__Aim of the task__
Restate every entry word for word.

__Extracted material__
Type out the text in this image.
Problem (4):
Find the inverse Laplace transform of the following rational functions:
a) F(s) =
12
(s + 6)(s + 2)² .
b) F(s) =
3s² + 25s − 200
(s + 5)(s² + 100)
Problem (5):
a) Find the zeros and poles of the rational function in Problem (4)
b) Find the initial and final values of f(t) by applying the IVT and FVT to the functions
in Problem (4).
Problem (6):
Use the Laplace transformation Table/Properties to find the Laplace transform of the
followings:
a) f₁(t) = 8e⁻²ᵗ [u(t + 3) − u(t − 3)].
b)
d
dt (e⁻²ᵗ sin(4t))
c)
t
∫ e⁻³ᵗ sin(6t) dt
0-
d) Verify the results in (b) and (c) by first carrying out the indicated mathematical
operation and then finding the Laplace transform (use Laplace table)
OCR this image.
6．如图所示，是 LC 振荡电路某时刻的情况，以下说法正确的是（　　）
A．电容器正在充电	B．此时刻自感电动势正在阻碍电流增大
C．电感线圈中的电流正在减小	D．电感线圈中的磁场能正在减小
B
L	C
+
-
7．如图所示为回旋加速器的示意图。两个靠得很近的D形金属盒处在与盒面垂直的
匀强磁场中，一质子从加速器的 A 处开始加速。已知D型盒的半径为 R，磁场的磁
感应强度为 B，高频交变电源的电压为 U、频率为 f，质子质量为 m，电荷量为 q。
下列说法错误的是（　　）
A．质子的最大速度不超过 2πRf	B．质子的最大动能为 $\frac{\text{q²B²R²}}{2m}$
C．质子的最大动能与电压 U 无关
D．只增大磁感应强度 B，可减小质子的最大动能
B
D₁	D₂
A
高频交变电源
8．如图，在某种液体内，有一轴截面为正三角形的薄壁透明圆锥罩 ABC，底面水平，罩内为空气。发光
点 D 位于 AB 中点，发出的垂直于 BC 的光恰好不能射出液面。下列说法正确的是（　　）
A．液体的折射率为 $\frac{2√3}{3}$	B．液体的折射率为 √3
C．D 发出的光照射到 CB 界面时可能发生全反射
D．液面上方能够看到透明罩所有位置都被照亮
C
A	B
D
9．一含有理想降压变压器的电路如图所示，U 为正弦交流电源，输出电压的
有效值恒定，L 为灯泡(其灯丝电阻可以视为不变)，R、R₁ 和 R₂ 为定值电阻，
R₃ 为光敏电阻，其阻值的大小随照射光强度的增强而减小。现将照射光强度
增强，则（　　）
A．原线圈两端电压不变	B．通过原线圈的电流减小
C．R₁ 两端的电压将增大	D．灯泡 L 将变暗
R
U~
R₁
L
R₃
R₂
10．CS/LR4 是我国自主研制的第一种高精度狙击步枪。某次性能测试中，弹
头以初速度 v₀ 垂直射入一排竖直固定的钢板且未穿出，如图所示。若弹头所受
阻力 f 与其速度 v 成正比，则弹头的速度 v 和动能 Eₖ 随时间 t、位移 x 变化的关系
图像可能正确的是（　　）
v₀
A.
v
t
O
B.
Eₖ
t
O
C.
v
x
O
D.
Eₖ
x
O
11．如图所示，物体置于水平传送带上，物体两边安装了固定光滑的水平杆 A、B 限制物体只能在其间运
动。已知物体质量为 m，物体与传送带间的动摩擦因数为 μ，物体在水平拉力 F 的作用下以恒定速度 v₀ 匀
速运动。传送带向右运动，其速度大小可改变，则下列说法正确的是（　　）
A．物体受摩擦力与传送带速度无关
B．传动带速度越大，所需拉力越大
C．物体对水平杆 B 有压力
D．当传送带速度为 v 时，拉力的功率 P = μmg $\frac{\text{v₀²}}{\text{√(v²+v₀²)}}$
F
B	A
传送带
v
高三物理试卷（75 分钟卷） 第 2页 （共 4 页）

__Answer for this exercise__
Type out the text in this image.
Problem (4):
Find the inverse Laplace transform of the following rational functions:
a) F(s) =
12
(s + 6)(s + 2)² .
b) F(s) =
3s² + 25s − 200
(s + 5)(s² + 100)
Problem (5):
a) Find the zeros and poles of the rational function in Problem (4)
b) Find the initial and final values of f(t) by applying the IVT and FVT to the functions
in Problem (4).
Problem (6):
Use the Laplace transformation Table/Properties to find the Laplace transform of the
followings:
a) f₁(t) = 8e⁻²ᵗ [u(t + 3) − u(t − 3)].
b)
d
dt (e⁻²ᵗ sin(4t))
c)
t
∫ e⁻³ᵗ sin(6t) dt
0-
d) Verify the results in (b) and (c) by first carrying out the indicated mathematical
operation and then finding the Laplace transform (use Laplace table)
OCR this image.
6．如图所示，是 LC 振荡电路某时刻的情况，以下说法正确的是（　　）
A．电容器正在充电	B．此时刻自感电动势正在阻碍电流增大
C．电感线圈中的电流正在减小	D．电感线圈中的磁场能正在减小
B
L	C
+
-
7．如图所示为回旋加速器的示意图。两个靠得很近的D形金属盒处在与盒面垂直的
匀强磁场中，一质子从加速器的 A 处开始加速。已知D型盒的半径为 R，磁场的磁
感应强度为 B，高频交变电源的电压为 U、频率为 f，质子质量为 m，电荷量为 q。
下列说法错误的是（　　）
A．质子的最大速度不超过 2πRf	B．质子的最大动能为 $\frac{\text{q²B²R²}}{2m}$
C．质子的最大动能与电压 U 无关
D．只增大磁感应强度 B，可减小质子的最大动能
B
D₁	D₂
A
高频交变电源
8．如图，在某种液体内，有一轴截面为正三角形的薄壁透明圆锥罩 ABC，底面水平，罩内为空气。发光
点 D 位于 AB 中点，发出的垂直于 BC 的光恰好不能射出液面。下列说法正确的是（　　）
A．液体的折射率为 $\frac{2√3}{3}$	B．液体的折射率为 √3
C．D 发出的光照射到 CB 界面时可能发生全反射
D．液面上方能够看到透明罩所有位置都被照亮
C
A	B
D
9．一含有理想降压变压器的电路如图所示，U 为正弦交流电源，输出电压的
有效值恒定，L 为灯泡(其灯丝电阻可以视为不变)，R、R₁ 和 R₂ 为定值电阻，
R₃ 为光敏电阻，其阻值的大小随照射光强度的增强而减小。现将照射光强度
增强，则（　　）
A．原线圈两端电压不变	B．通过原线圈的电流减小
C．R₁ 两端的电压将增大	D．灯泡 L 将变暗
R
U~
R₁
L
R₃
R₂
10．CS/LR4 是我国自主研制的第一种高精度狙击步枪。某次性能测试中，弹
头以初速度 v₀ 垂直射入一排竖直固定的钢板且未穿出，如图所示。若弹头所受
阻力 f 与其速度 v 成正比，则弹头的速度 v 和动能 Eₖ 随时间 t、位移 x 变化的关系
图像可能正确的是（　　）
v₀
A.
v
t
O
B.
Eₖ
t
O
C.
v
x
O
D.
Eₖ
x
O
11．如图所示，物体置于水平传送带上，物体两边安装了固定光滑的水平杆 A、B 限制物体只能在其间运
动。已知物体质量为 m，物体与传送带间的动摩擦因数为 μ，物体在水平拉力 F 的作用下以恒定速度 v₀ 匀
速运动。传送带向右运动，其速度大小可改变，则下列说法正确的是（　　）
A．物体受摩擦力与传送带速度无关
B．传动带速度越大，所需拉力越大
C．物体对水平杆 B 有压力
D．当传送带速度为 v 时，拉力的功率 P = μmg $\frac{\text{v₀²}}{\text{√(v²+v₀²)}}$
F
B	A
传送带
v
高三物理试卷（75 分钟卷） 第 2页 （共 4 页）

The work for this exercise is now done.